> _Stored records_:
_____

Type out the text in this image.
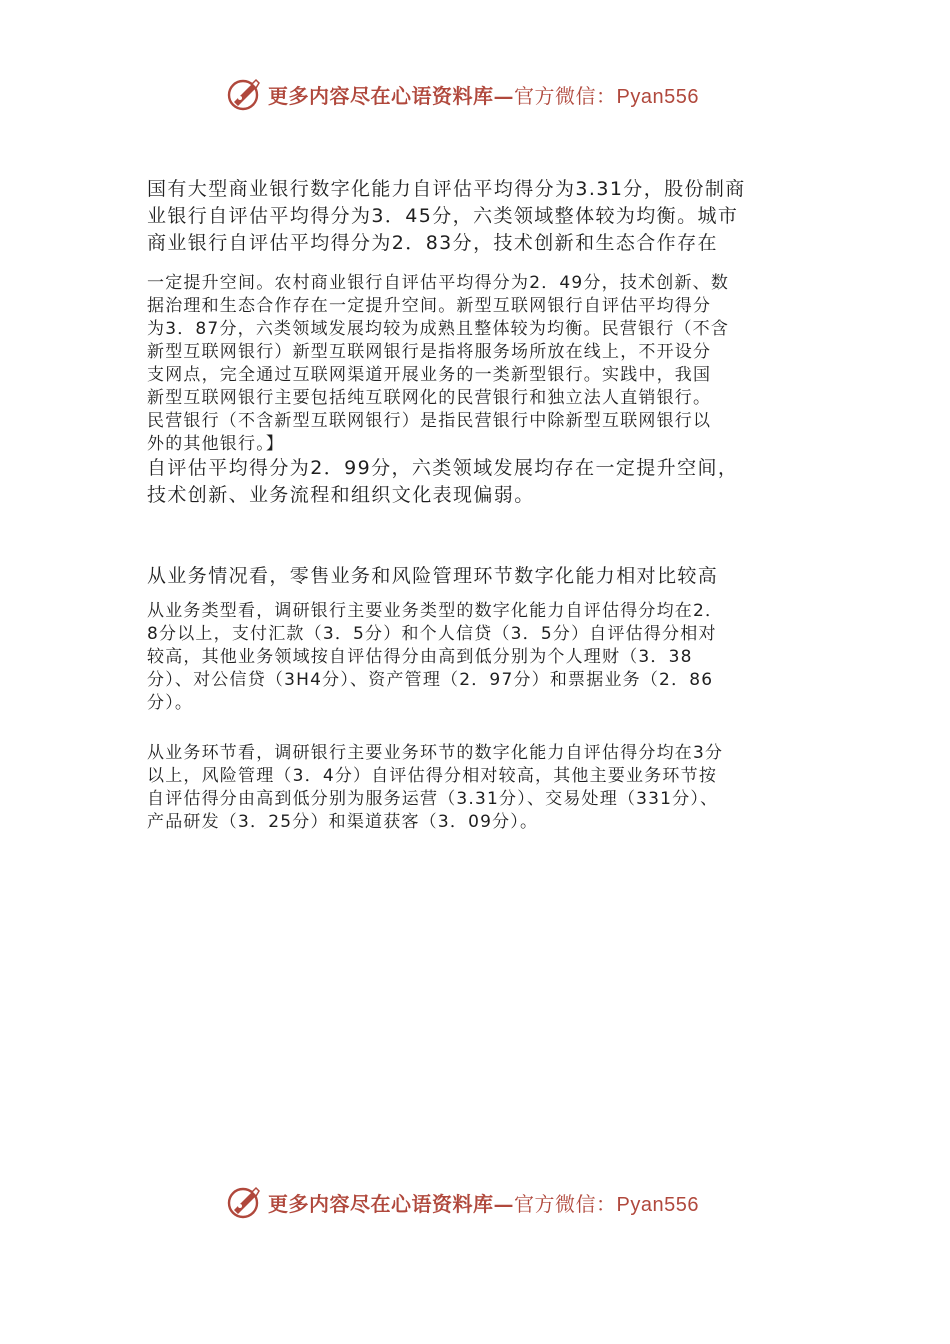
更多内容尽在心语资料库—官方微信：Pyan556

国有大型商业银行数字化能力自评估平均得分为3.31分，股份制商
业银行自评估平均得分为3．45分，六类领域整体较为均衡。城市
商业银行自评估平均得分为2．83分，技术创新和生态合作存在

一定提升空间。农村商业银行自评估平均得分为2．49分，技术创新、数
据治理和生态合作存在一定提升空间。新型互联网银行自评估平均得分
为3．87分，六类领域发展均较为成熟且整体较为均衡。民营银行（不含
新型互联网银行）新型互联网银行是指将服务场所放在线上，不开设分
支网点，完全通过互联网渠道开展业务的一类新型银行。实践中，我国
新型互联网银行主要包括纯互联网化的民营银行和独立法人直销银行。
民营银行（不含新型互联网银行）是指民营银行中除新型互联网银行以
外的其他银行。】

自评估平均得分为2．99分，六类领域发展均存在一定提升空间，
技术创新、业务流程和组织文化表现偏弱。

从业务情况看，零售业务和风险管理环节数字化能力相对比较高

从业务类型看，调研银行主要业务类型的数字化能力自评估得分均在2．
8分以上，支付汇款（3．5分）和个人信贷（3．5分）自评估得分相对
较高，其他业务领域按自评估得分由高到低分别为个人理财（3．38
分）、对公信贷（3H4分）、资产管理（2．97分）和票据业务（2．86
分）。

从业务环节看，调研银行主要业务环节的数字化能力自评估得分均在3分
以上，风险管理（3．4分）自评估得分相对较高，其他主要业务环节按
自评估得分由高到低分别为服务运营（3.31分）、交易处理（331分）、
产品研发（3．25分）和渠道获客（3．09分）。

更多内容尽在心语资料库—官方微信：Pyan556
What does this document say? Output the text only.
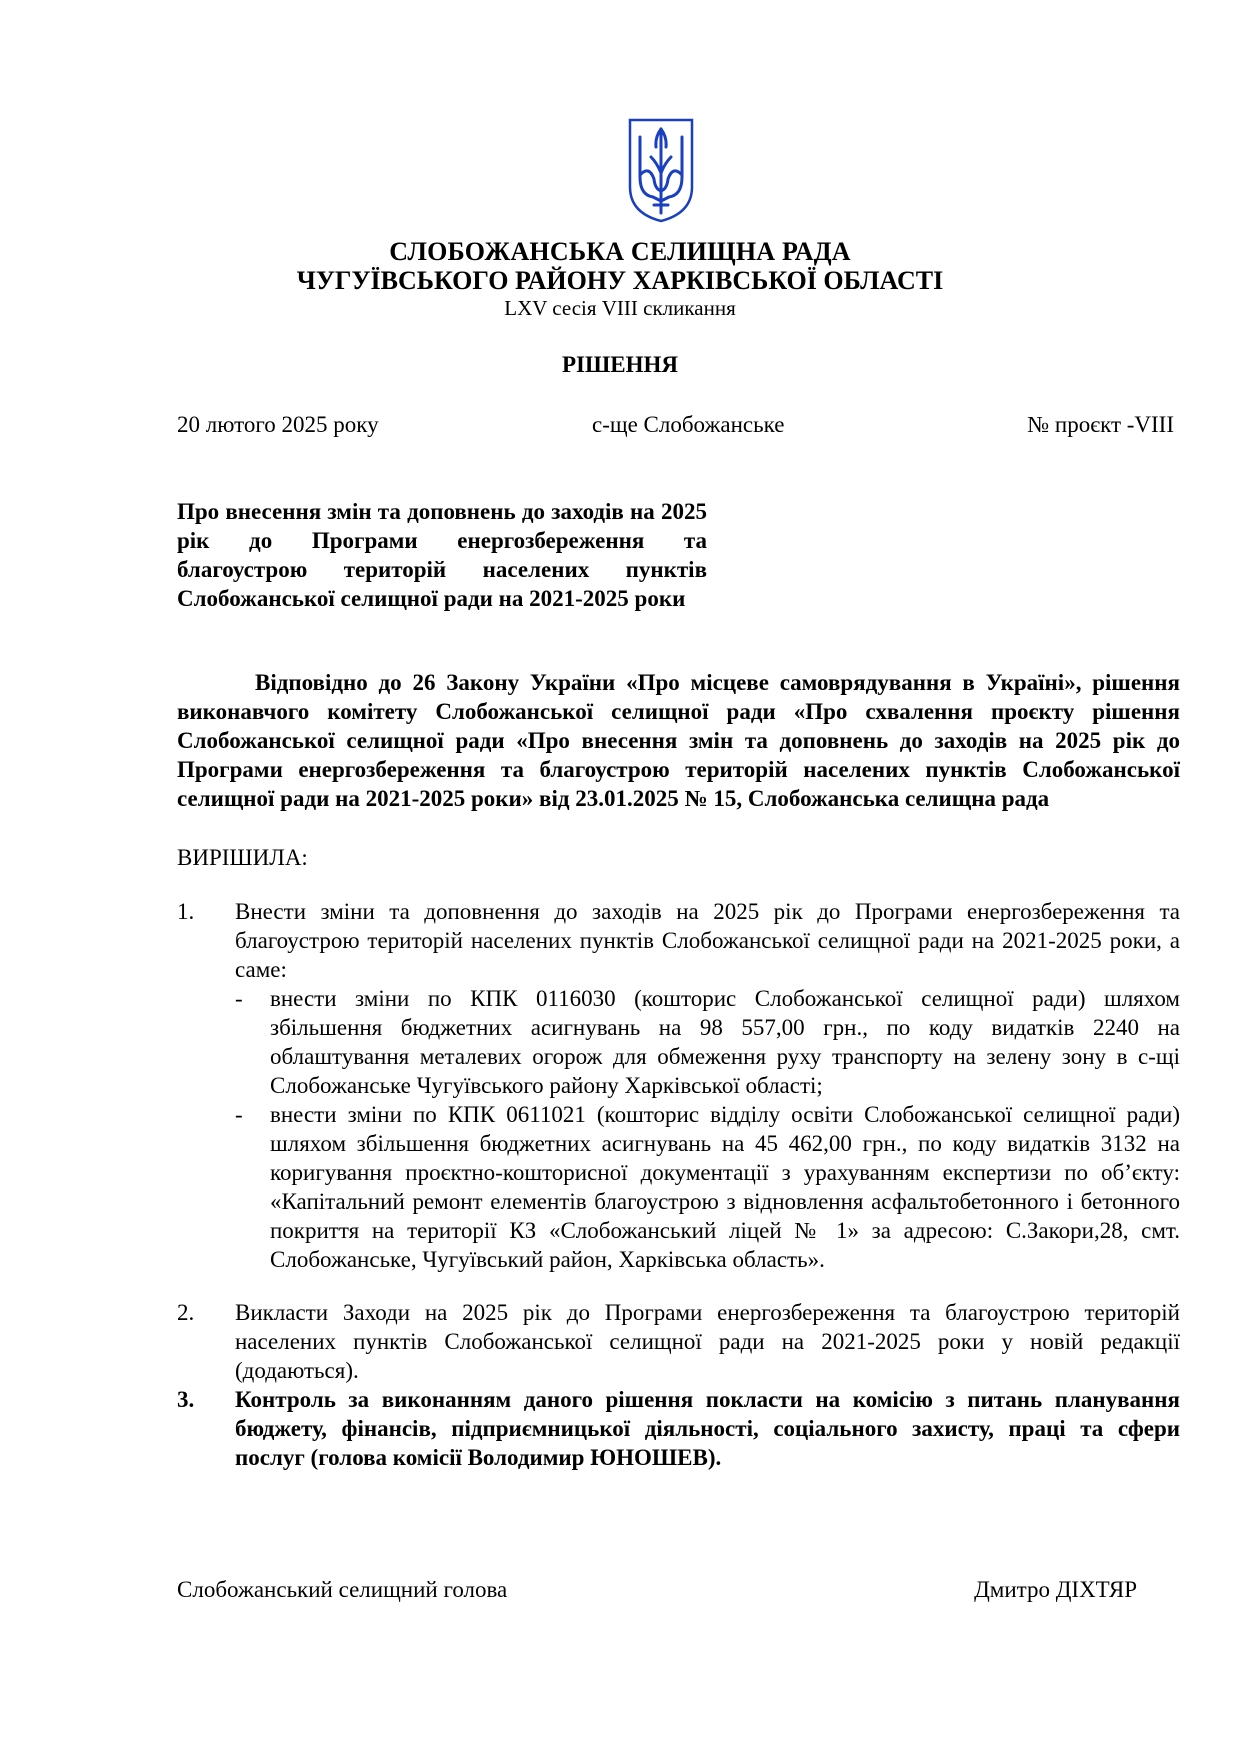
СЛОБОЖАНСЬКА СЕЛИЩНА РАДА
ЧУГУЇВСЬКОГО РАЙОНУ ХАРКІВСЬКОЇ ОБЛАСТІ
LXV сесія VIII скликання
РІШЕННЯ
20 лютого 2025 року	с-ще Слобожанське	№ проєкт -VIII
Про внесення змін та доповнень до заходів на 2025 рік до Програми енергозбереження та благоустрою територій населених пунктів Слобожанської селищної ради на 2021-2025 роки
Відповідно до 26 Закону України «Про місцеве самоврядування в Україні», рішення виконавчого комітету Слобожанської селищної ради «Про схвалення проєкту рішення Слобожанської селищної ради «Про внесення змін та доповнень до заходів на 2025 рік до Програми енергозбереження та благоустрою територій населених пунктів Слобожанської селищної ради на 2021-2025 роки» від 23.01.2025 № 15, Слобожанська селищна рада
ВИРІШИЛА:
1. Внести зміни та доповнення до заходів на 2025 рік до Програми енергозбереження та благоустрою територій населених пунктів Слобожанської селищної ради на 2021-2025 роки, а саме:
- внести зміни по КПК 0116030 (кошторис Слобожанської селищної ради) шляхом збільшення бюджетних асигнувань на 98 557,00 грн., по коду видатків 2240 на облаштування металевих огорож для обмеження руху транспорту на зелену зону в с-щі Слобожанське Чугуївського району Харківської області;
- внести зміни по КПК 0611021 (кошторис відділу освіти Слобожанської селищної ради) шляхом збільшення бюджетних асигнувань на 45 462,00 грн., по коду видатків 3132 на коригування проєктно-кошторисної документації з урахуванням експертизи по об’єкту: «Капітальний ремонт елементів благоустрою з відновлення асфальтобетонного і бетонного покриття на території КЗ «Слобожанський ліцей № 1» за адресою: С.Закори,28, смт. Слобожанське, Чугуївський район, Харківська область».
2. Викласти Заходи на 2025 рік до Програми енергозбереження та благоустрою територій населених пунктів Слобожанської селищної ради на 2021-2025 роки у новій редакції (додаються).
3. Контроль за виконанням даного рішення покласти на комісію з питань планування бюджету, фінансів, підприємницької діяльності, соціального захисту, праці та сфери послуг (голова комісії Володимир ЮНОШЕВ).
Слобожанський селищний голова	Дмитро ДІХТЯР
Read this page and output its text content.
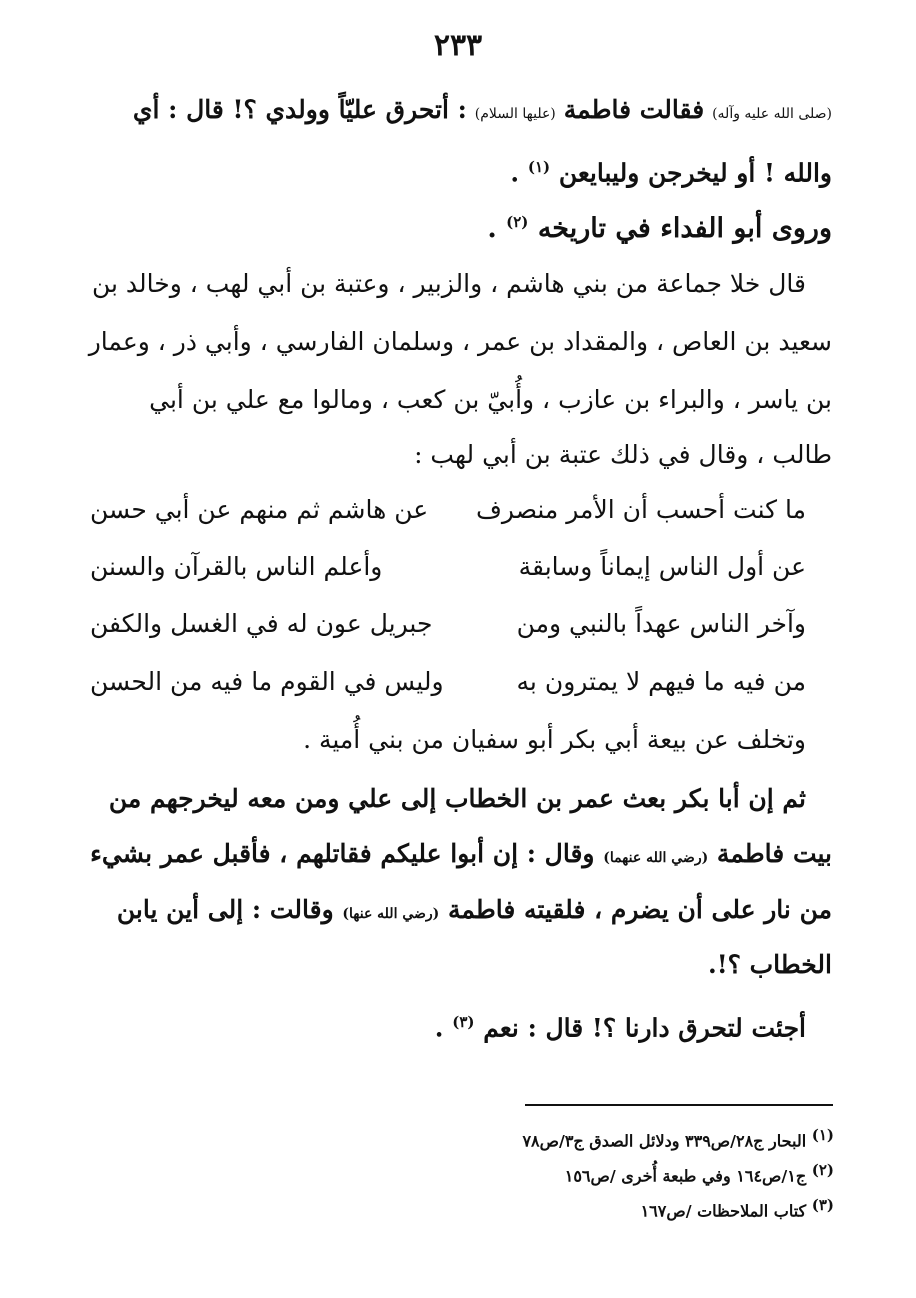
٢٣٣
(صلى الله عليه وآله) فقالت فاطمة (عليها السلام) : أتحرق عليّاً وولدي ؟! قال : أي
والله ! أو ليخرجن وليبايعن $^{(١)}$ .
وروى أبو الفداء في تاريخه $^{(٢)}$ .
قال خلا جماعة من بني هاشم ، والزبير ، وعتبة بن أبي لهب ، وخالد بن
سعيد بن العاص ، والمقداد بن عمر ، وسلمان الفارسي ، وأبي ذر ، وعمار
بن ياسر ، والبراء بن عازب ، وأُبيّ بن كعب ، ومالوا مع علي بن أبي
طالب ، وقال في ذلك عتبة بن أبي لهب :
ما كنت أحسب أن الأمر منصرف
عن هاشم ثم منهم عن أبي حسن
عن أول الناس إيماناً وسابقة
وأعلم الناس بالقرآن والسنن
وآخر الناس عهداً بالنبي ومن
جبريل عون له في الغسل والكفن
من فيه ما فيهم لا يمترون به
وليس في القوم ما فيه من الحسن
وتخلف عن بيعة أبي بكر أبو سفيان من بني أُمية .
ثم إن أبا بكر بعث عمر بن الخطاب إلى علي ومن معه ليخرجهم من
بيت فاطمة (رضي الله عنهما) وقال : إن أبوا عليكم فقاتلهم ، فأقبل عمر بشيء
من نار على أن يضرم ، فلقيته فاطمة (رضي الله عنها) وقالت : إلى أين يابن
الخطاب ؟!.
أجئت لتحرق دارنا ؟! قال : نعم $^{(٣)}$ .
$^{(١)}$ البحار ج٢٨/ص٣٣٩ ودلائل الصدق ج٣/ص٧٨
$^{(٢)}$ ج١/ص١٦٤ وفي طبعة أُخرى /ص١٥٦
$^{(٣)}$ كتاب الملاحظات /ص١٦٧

_____

> _TASK STATEMENT_: Every entry above should be duplicated exactly. Do not include the images.

> _RESULT BELOW_:
Type out the text in this image.
更多内容尽在心语资料库—官方微信：Pyan556

国有大型商业银行数字化能力自评估平均得分为3.31分，股份制商
业银行自评估平均得分为3．45分，六类领域整体较为均衡。城市
商业银行自评估平均得分为2．83分，技术创新和生态合作存在

一定提升空间。农村商业银行自评估平均得分为2．49分，技术创新、数
据治理和生态合作存在一定提升空间。新型互联网银行自评估平均得分
为3．87分，六类领域发展均较为成熟且整体较为均衡。民营银行（不含
新型互联网银行）新型互联网银行是指将服务场所放在线上，不开设分
支网点，完全通过互联网渠道开展业务的一类新型银行。实践中，我国
新型互联网银行主要包括纯互联网化的民营银行和独立法人直销银行。
民营银行（不含新型互联网银行）是指民营银行中除新型互联网银行以
外的其他银行。】

自评估平均得分为2．99分，六类领域发展均存在一定提升空间，
技术创新、业务流程和组织文化表现偏弱。

从业务情况看，零售业务和风险管理环节数字化能力相对比较高

从业务类型看，调研银行主要业务类型的数字化能力自评估得分均在2．
8分以上，支付汇款（3．5分）和个人信贷（3．5分）自评估得分相对
较高，其他业务领域按自评估得分由高到低分别为个人理财（3．38
分）、对公信贷（3H4分）、资产管理（2．97分）和票据业务（2．86
分）。

从业务环节看，调研银行主要业务环节的数字化能力自评估得分均在3分
以上，风险管理（3．4分）自评估得分相对较高，其他主要业务环节按
自评估得分由高到低分别为服务运营（3.31分）、交易处理（331分）、
产品研发（3．25分）和渠道获客（3．09分）。

更多内容尽在心语资料库—官方微信：Pyan556
What does this document say? Output the text only.
СЛОБОЖАНСЬКА СЕЛИЩНА РАДА
ЧУГУЇВСЬКОГО РАЙОНУ ХАРКІВСЬКОЇ ОБЛАСТІ
LXV сесія VIII скликання
РІШЕННЯ
20 лютого 2025 року	с-ще Слобожанське	№ проєкт -VIII
Про внесення змін та доповнень до заходів на 2025 рік до Програми енергозбереження та благоустрою територій населених пунктів Слобожанської селищної ради на 2021-2025 роки
Відповідно до 26 Закону України «Про місцеве самоврядування в Україні», рішення виконавчого комітету Слобожанської селищної ради «Про схвалення проєкту рішення Слобожанської селищної ради «Про внесення змін та доповнень до заходів на 2025 рік до Програми енергозбереження та благоустрою територій населених пунктів Слобожанської селищної ради на 2021-2025 роки» від 23.01.2025 № 15, Слобожанська селищна рада
ВИРІШИЛА:
1. Внести зміни та доповнення до заходів на 2025 рік до Програми енергозбереження та благоустрою територій населених пунктів Слобожанської селищної ради на 2021-2025 роки, а саме:
- внести зміни по КПК 0116030 (кошторис Слобожанської селищної ради) шляхом збільшення бюджетних асигнувань на 98 557,00 грн., по коду видатків 2240 на облаштування металевих огорож для обмеження руху транспорту на зелену зону в с-щі Слобожанське Чугуївського району Харківської області;
- внести зміни по КПК 0611021 (кошторис відділу освіти Слобожанської селищної ради) шляхом збільшення бюджетних асигнувань на 45 462,00 грн., по коду видатків 3132 на коригування проєктно-кошторисної документації з урахуванням експертизи по об’єкту: «Капітальний ремонт елементів благоустрою з відновлення асфальтобетонного і бетонного покриття на території КЗ «Слобожанський ліцей № 1» за адресою: С.Закори,28, смт. Слобожанське, Чугуївський район, Харківська область».
2. Викласти Заходи на 2025 рік до Програми енергозбереження та благоустрою територій населених пунктів Слобожанської селищної ради на 2021-2025 роки у новій редакції (додаються).
3. Контроль за виконанням даного рішення покласти на комісію з питань планування бюджету, фінансів, підприємницької діяльності, соціального захисту, праці та сфери послуг (голова комісії Володимир ЮНОШЕВ).
Слобожанський селищний голова	Дмитро ДІХТЯР
Read this page and output its text content.
٢٣٣
(صلى الله عليه وآله) فقالت فاطمة (عليها السلام) : أتحرق عليّاً وولدي ؟! قال : أي
والله ! أو ليخرجن وليبايعن $^{(١)}$ .
وروى أبو الفداء في تاريخه $^{(٢)}$ .
قال خلا جماعة من بني هاشم ، والزبير ، وعتبة بن أبي لهب ، وخالد بن
سعيد بن العاص ، والمقداد بن عمر ، وسلمان الفارسي ، وأبي ذر ، وعمار
بن ياسر ، والبراء بن عازب ، وأُبيّ بن كعب ، ومالوا مع علي بن أبي
طالب ، وقال في ذلك عتبة بن أبي لهب :
ما كنت أحسب أن الأمر منصرف
عن هاشم ثم منهم عن أبي حسن
عن أول الناس إيماناً وسابقة
وأعلم الناس بالقرآن والسنن
وآخر الناس عهداً بالنبي ومن
جبريل عون له في الغسل والكفن
من فيه ما فيهم لا يمترون به
وليس في القوم ما فيه من الحسن
وتخلف عن بيعة أبي بكر أبو سفيان من بني أُمية .
ثم إن أبا بكر بعث عمر بن الخطاب إلى علي ومن معه ليخرجهم من
بيت فاطمة (رضي الله عنهما) وقال : إن أبوا عليكم فقاتلهم ، فأقبل عمر بشيء
من نار على أن يضرم ، فلقيته فاطمة (رضي الله عنها) وقالت : إلى أين يابن
الخطاب ؟!.
أجئت لتحرق دارنا ؟! قال : نعم $^{(٣)}$ .
$^{(١)}$ البحار ج٢٨/ص٣٣٩ ودلائل الصدق ج٣/ص٧٨
$^{(٢)}$ ج١/ص١٦٤ وفي طبعة أُخرى /ص١٥٦
$^{(٣)}$ كتاب الملاحظات /ص١٦٧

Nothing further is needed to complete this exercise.